Directive 1 —
In the passage on Tim Hunt's remarks, at what event was he speaking when he made his comments about female scientists?
Directive 2 —
Translate this sentence from the passage on Tim Hunt's remarks into Spanish: "We’ve made a lot of inroads with sexism in science."
Directive 3 —
From the passage on Tim Hunt's remarks, extract the portion starting with "As a scientist" and going on through "It’s just farcical.".

Provided passage —
===

Sir Tim Hunt, the British Nobel Prize-winning scientist, seems to think that female scientists
disrupt laboratories because they’re emotional and sexual. Speaking recently at the World Conference of Science Journalists in South Korea, he said: “Let me tell you about my trouble with girls … three things happen when they are in the lab … You fall in love with them, they fall in love with you and when you criticise them, they cry.” He added that he was “in favour of single-sex labs” but “doesn’t want to stand in the way of women.”

As a scientist with more than 25 years experience of working in labs – and as someone who has met Sir Tim several times and found him to be a friendly, non-offensive, typical British eccentric – I find this bewildering. How can someone so intelligent make comments like that? Not just in front of a roomful of journalists, but at a lunch honouring women in science? It’s just farcical.

He has tried to apologise. Next morning, he told BBC Radio 4 that he was “really, really sorry I caused any offence”. He went on to say that he was just trying to be “honest” about his experience with “emotional entanglements,” which he had found “disruptive.” It sounds as if Sir Tim has had a lot of bad experiences. But he really didn’t need to air them. When you win a Nobel Prize, for better or worse, you become a role model. It is simply not appropriate to make comments like this – even if he was joking when he called himself a “chauvinist”.

We’ve made a lot of inroads with sexism in science. But we still have a long way to go and comments like this just don’t help. He may have been speaking honestly, and he’s entitled to his opinion, but I don’t agree with it. In labs, women do cry. I have cried. Yes, I’ve had a bit of a weep, gone to the loo and washed my face, and then got back on with my job. But equally I’ve seen men sobbing over their test tubes.

===

Given data —
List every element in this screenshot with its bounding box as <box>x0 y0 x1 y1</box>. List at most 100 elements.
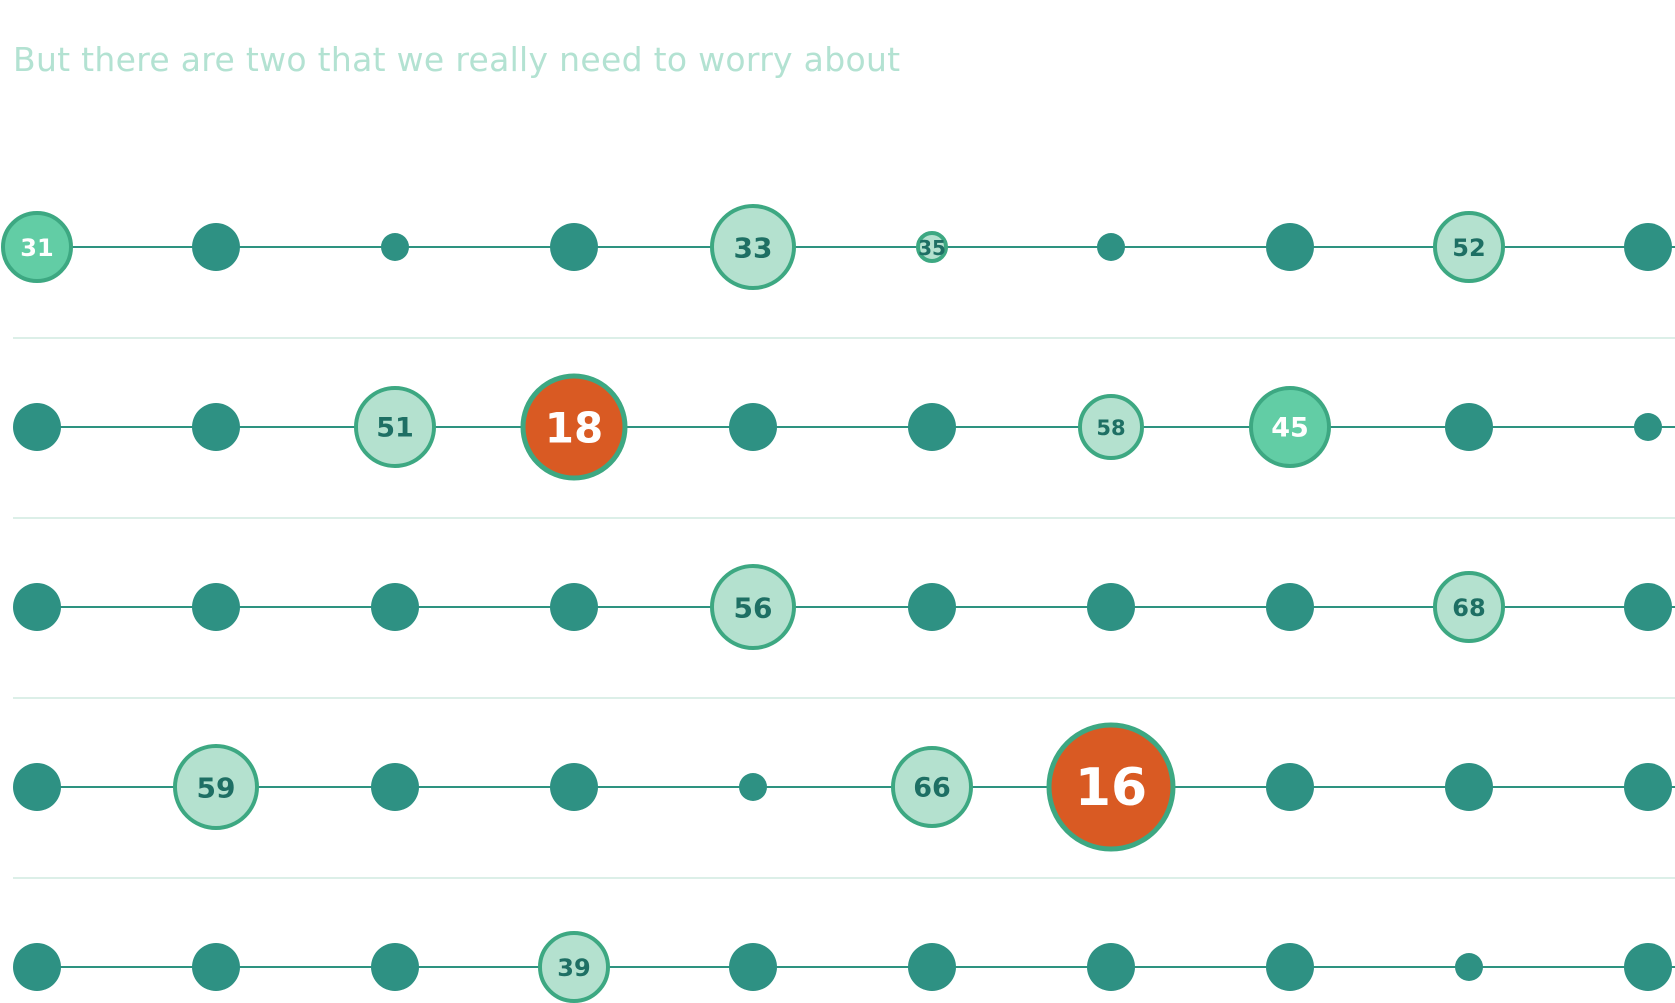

===

Result 1 —
At the World Conference of Science Journalists in South Korea.

Result 2 —
Hemos logrado muchos avances contra el sexismo en la ciencia.

Result 3 —
As a scientist with more than 25 years experience of working in labs – and as someone who has met Sir Tim several times and found him to be a friendly, non-offensive, typical British eccentric – I find this bewildering. How can someone so intelligent make comments like that? Not just in front of a roomful of journalists, but at a lunch honouring women in science? It’s just farcical.